** What is asked **
Identify each line below that contains the word "Category", and copy it out.

** Information shown **
--- start ---

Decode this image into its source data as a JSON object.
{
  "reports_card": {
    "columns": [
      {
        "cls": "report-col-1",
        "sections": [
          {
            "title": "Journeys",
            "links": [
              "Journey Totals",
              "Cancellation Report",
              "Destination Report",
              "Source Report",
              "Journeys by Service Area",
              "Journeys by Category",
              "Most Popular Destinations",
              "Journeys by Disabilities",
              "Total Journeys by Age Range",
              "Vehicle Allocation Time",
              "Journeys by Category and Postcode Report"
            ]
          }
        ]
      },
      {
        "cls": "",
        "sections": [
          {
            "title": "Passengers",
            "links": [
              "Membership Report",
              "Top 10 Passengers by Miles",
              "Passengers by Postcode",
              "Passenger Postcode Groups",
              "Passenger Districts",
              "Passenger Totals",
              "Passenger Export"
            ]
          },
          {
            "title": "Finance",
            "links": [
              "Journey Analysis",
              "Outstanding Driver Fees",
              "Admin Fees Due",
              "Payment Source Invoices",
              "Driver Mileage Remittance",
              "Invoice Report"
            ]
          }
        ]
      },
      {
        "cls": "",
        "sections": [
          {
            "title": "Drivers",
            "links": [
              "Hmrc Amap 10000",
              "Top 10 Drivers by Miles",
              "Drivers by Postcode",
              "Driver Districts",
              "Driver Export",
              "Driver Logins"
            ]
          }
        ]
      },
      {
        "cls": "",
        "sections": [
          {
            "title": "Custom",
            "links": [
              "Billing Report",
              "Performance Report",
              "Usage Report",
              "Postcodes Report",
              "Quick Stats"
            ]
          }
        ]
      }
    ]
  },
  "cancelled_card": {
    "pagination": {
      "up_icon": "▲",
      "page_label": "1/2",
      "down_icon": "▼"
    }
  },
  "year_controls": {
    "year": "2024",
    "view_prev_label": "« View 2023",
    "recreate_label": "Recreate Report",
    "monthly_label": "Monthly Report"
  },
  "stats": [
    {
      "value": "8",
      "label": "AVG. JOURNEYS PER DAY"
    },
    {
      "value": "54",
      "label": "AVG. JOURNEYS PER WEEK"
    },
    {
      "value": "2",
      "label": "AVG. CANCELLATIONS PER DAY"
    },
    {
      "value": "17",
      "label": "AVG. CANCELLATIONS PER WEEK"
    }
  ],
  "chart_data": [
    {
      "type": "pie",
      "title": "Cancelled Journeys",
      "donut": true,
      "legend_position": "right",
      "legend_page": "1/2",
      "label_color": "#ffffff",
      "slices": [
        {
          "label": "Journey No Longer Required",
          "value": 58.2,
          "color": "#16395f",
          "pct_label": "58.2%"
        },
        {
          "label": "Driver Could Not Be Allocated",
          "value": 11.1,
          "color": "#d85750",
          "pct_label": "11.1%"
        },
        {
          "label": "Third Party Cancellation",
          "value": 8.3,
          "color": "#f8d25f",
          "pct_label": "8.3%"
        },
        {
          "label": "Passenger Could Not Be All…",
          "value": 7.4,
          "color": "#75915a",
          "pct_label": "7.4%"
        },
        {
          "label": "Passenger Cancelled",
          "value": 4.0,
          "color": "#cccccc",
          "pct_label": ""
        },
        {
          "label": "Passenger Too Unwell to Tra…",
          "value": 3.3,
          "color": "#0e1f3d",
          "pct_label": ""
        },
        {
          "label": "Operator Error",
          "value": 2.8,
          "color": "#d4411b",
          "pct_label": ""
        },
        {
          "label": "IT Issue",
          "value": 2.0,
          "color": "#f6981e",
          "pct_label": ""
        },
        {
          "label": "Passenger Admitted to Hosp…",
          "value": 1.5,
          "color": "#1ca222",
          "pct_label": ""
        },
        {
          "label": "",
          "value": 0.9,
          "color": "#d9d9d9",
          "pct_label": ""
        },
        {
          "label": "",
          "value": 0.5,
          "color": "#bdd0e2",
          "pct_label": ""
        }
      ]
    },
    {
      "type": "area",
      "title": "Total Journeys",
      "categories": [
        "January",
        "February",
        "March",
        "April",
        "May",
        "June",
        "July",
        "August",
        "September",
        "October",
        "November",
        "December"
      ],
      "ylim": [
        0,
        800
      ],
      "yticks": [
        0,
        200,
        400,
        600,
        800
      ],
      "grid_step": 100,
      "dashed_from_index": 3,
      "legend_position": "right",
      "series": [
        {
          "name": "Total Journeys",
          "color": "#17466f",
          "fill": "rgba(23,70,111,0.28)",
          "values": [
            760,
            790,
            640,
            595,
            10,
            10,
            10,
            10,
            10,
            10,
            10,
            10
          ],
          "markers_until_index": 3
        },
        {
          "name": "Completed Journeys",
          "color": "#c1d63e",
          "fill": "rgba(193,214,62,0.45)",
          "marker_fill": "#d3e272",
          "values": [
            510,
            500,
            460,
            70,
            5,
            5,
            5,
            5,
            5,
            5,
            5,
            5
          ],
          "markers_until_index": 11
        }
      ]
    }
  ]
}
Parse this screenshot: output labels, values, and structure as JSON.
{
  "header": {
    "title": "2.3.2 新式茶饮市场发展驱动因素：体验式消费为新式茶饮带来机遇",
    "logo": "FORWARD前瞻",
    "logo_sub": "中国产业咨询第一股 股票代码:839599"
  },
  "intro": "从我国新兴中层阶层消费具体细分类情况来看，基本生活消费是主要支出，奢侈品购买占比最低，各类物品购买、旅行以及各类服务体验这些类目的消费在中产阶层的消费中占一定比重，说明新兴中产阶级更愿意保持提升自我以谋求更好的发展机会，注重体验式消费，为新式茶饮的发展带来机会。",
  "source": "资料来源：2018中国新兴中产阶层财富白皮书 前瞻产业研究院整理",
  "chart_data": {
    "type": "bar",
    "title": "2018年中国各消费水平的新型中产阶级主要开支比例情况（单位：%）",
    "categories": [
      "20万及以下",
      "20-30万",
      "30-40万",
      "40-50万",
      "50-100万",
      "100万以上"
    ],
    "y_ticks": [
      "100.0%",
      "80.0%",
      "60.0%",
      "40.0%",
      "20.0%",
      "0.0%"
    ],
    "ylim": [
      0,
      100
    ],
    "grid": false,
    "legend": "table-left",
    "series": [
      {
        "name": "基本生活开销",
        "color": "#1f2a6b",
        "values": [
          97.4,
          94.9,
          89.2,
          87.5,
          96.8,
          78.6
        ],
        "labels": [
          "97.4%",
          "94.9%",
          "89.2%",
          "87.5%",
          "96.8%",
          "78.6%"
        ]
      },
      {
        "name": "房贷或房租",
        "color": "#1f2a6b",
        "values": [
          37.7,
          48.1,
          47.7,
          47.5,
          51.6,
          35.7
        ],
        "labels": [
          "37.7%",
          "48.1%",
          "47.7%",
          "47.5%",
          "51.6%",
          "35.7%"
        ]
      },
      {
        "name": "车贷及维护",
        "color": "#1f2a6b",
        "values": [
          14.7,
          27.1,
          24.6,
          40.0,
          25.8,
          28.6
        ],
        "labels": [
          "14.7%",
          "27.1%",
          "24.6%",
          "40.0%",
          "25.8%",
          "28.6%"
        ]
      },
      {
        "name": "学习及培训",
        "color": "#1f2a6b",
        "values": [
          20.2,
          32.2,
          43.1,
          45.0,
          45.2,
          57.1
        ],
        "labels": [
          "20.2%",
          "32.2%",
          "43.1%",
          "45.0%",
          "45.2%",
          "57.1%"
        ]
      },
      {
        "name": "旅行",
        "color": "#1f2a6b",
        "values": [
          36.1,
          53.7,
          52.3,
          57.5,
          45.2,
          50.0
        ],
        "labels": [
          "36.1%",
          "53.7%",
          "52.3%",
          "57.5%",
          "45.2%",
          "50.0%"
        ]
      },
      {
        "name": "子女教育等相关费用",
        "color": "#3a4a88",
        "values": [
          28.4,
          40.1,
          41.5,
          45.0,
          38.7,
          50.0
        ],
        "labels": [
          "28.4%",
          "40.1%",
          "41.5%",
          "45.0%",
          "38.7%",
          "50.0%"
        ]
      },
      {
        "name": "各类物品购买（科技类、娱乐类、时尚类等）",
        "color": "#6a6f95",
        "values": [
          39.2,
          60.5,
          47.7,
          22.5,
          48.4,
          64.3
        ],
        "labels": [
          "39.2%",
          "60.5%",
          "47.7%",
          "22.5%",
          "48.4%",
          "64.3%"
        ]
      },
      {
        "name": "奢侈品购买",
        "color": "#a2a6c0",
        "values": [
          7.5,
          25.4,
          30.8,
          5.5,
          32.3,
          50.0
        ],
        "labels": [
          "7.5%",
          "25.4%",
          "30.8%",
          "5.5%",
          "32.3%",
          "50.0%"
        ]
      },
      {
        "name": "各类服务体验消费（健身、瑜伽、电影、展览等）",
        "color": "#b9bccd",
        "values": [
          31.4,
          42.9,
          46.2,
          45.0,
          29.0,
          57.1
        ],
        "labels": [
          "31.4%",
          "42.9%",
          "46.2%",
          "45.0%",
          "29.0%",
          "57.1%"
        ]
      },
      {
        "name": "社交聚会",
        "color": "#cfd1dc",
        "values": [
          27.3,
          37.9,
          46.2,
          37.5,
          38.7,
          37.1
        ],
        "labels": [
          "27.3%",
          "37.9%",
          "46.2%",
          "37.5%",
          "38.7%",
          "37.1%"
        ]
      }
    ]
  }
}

--- end ---

** Exercise answer **
              "Journeys by Category",
              "Journeys by Category and Postcode Report"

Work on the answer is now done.